### Aim of the task
Write out all the entries word for word and omit any pictures.

### Records shown
****************************************
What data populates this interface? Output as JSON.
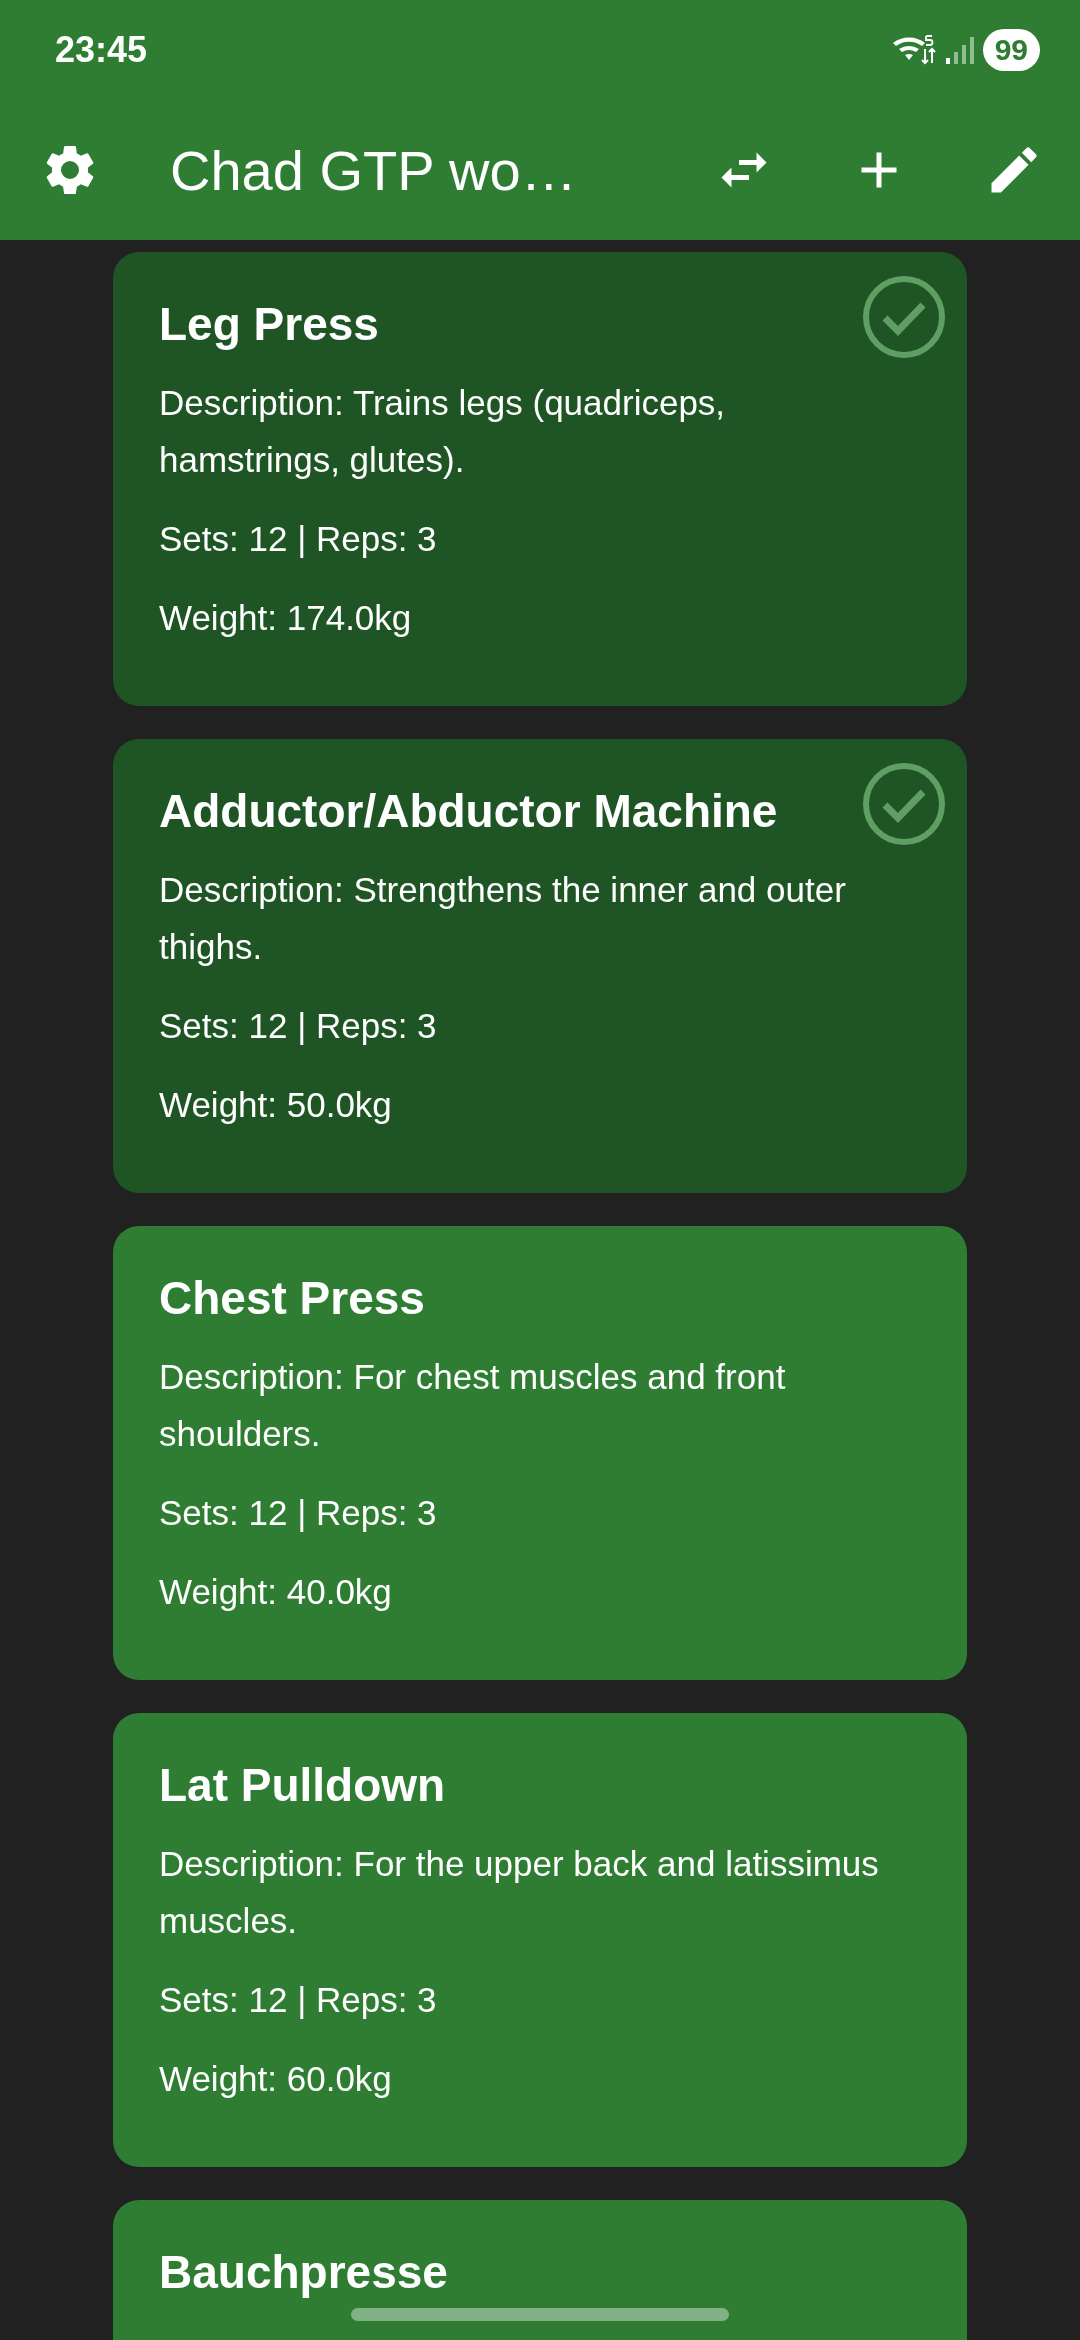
{
  "status_bar": {
    "time": "23:45",
    "battery": "99"
  },
  "app_bar": {
    "title": "Chad GTP wo…"
  },
  "exercises": [
    {
      "name": "Leg Press",
      "description": "Description: Trains legs (quadriceps, hamstrings, glutes).",
      "sets_reps": "Sets: 12 | Reps: 3",
      "weight": "Weight: 174.0kg",
      "completed": true
    },
    {
      "name": "Adductor/Abductor Machine",
      "description": "Description: Strengthens the inner and outer thighs.",
      "sets_reps": "Sets: 12 | Reps: 3",
      "weight": "Weight: 50.0kg",
      "completed": true
    },
    {
      "name": "Chest Press",
      "description": "Description: For chest muscles and front shoulders.",
      "sets_reps": "Sets: 12 | Reps: 3",
      "weight": "Weight: 40.0kg",
      "completed": false
    },
    {
      "name": "Lat Pulldown",
      "description": "Description: For the upper back and latissimus muscles.",
      "sets_reps": "Sets: 12 | Reps: 3",
      "weight": "Weight: 60.0kg",
      "completed": false
    },
    {
      "name": "Bauchpresse",
      "completed": false
    }
  ]
}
****************************************
### Task result
What data populates this interface? Output as JSON.
{
  "status_bar": {
    "time": "23:45",
    "battery": "99"
  },
  "app_bar": {
    "title": "Chad GTP wo…"
  },
  "exercises": [
    {
      "name": "Leg Press",
      "description": "Description: Trains legs (quadriceps, hamstrings, glutes).",
      "sets_reps": "Sets: 12 | Reps: 3",
      "weight": "Weight: 174.0kg",
      "completed": true
    },
    {
      "name": "Adductor/Abductor Machine",
      "description": "Description: Strengthens the inner and outer thighs.",
      "sets_reps": "Sets: 12 | Reps: 3",
      "weight": "Weight: 50.0kg",
      "completed": true
    },
    {
      "name": "Chest Press",
      "description": "Description: For chest muscles and front shoulders.",
      "sets_reps": "Sets: 12 | Reps: 3",
      "weight": "Weight: 40.0kg",
      "completed": false
    },
    {
      "name": "Lat Pulldown",
      "description": "Description: For the upper back and latissimus muscles.",
      "sets_reps": "Sets: 12 | Reps: 3",
      "weight": "Weight: 60.0kg",
      "completed": false
    },
    {
      "name": "Bauchpresse",
      "completed": false
    }
  ]
}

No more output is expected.